TASK DESCRIPTION.
Tally the lines of the data that include the word "content" and state the total, nothing else.

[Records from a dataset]
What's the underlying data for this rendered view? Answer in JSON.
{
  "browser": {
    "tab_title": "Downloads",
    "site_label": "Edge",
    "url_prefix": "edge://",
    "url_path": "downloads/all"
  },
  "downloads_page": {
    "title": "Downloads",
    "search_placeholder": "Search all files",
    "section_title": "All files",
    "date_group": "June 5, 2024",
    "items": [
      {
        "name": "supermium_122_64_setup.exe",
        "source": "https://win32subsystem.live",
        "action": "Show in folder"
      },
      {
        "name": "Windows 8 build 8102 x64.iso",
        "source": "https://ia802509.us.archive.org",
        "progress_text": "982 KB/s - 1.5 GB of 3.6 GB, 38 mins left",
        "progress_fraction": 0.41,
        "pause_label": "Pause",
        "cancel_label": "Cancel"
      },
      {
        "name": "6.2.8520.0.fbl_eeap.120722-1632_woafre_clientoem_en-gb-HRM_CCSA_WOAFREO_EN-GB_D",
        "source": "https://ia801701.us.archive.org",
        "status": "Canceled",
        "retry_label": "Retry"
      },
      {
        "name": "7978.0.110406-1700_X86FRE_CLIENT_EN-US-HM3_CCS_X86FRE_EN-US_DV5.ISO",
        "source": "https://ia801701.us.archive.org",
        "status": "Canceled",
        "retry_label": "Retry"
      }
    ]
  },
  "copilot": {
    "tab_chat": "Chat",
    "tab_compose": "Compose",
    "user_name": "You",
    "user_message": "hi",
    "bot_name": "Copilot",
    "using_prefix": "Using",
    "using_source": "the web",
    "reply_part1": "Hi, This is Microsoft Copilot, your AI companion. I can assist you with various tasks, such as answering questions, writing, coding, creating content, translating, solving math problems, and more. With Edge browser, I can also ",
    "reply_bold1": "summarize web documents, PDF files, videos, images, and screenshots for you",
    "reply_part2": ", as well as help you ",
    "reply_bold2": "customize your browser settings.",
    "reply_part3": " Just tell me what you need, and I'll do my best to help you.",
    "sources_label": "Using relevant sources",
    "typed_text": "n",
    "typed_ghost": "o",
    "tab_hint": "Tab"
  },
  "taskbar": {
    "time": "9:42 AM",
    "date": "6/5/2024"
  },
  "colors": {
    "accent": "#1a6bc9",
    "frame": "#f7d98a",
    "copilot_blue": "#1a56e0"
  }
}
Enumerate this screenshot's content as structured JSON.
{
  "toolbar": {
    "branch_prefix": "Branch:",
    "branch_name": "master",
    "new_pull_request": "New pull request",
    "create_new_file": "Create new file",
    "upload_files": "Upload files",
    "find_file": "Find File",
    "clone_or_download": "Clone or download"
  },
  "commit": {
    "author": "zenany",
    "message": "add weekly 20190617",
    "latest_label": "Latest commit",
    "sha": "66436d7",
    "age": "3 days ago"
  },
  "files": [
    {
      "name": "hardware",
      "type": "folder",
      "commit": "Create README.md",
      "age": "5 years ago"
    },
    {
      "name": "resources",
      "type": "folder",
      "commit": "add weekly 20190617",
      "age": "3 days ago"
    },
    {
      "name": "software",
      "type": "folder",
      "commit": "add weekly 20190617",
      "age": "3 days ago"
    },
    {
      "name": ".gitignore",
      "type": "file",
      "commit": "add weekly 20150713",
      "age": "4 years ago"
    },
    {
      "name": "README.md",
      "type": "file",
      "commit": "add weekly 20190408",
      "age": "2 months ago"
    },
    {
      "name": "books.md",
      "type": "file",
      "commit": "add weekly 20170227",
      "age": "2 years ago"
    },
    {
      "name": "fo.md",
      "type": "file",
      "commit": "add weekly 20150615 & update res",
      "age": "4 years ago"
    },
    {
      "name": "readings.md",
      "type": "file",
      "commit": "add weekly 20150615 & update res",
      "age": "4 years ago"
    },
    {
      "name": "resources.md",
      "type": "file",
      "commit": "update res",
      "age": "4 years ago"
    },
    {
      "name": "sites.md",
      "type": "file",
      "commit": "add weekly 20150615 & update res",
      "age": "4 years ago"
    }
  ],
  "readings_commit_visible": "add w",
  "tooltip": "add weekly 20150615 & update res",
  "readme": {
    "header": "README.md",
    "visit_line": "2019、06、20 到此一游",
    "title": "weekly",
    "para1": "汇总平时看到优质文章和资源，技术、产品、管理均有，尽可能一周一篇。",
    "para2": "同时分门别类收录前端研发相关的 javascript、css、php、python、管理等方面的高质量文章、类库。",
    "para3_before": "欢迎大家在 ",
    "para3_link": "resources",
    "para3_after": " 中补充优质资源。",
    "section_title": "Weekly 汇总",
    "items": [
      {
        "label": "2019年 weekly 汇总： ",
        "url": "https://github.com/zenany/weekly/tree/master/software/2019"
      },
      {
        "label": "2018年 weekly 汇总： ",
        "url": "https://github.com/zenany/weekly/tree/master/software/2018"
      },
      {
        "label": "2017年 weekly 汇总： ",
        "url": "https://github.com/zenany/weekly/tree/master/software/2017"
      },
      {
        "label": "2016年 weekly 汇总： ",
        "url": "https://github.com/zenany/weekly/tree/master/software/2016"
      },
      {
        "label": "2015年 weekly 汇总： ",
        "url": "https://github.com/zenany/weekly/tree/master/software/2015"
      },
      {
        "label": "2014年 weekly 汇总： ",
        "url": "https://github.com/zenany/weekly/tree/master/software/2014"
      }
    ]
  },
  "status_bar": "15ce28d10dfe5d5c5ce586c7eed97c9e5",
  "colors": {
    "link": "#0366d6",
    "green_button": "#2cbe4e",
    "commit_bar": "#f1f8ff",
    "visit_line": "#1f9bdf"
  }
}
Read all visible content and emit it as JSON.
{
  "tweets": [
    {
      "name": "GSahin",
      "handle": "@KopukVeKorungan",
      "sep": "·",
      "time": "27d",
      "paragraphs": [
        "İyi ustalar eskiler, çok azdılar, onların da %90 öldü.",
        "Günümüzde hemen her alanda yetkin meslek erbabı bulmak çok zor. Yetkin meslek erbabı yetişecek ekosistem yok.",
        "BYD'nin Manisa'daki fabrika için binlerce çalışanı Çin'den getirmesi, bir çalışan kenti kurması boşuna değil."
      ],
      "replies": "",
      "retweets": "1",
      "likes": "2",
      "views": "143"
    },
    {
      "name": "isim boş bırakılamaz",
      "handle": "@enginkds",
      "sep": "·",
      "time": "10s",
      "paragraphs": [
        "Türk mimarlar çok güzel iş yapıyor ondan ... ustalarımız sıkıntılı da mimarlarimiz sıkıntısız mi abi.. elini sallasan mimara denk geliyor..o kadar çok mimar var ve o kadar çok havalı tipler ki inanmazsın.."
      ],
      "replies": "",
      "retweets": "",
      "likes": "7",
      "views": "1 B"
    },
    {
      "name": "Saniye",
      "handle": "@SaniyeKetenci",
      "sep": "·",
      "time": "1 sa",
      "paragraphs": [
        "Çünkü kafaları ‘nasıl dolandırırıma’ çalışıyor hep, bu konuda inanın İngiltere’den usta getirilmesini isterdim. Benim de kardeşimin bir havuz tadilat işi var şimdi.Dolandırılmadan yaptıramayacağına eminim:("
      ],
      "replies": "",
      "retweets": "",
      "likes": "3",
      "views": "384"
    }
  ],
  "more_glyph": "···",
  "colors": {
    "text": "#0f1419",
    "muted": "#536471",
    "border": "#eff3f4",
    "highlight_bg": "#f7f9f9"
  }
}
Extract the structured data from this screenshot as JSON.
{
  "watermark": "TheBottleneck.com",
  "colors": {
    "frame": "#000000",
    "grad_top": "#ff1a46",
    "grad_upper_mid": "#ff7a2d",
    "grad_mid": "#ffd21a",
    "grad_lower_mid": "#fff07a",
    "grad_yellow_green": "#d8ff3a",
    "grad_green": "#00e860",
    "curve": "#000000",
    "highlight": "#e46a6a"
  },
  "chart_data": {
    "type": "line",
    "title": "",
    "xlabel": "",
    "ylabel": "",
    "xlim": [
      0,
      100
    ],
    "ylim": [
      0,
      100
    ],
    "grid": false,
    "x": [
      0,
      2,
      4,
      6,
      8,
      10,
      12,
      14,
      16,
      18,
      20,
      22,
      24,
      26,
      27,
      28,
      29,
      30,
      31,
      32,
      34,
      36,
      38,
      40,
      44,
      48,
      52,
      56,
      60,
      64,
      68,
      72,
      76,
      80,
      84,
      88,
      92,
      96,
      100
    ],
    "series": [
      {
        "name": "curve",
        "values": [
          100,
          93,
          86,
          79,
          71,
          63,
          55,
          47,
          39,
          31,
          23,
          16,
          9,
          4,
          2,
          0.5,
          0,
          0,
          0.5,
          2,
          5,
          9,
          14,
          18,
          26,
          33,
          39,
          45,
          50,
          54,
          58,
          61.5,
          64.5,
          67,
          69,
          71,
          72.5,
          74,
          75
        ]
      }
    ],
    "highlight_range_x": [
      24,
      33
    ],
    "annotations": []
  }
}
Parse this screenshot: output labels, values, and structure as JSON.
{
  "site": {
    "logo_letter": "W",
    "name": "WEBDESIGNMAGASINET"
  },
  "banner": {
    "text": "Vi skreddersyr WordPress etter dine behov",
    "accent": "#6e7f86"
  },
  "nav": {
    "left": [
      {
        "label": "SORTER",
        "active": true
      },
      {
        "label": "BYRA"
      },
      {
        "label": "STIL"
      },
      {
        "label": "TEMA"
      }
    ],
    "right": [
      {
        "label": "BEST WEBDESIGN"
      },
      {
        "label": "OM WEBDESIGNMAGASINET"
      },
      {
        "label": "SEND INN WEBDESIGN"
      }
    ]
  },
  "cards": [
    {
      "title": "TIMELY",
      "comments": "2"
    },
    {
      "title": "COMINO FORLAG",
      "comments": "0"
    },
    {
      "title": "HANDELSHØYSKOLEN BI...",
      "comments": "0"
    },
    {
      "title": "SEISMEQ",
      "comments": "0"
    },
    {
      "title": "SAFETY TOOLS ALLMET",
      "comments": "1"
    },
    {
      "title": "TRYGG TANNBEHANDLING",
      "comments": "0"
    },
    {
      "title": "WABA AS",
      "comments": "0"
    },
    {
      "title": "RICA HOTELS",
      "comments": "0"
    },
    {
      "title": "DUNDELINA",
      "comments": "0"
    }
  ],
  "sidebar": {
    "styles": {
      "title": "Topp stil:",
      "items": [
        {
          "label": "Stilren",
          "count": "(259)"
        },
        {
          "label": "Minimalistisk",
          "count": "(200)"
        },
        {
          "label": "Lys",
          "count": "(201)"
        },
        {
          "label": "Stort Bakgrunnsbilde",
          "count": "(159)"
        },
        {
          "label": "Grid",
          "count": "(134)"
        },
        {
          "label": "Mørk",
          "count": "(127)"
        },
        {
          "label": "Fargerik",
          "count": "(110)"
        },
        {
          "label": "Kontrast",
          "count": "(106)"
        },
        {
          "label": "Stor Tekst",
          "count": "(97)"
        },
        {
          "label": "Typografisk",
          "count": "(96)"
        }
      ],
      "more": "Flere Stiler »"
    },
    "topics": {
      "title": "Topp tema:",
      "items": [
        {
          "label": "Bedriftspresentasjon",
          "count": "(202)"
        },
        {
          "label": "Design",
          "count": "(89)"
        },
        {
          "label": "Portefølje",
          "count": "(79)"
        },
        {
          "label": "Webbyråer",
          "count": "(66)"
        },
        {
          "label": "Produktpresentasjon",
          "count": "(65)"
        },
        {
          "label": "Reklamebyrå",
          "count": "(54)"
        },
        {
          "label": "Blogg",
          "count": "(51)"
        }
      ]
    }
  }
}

EXERCISE SOLUTION.
3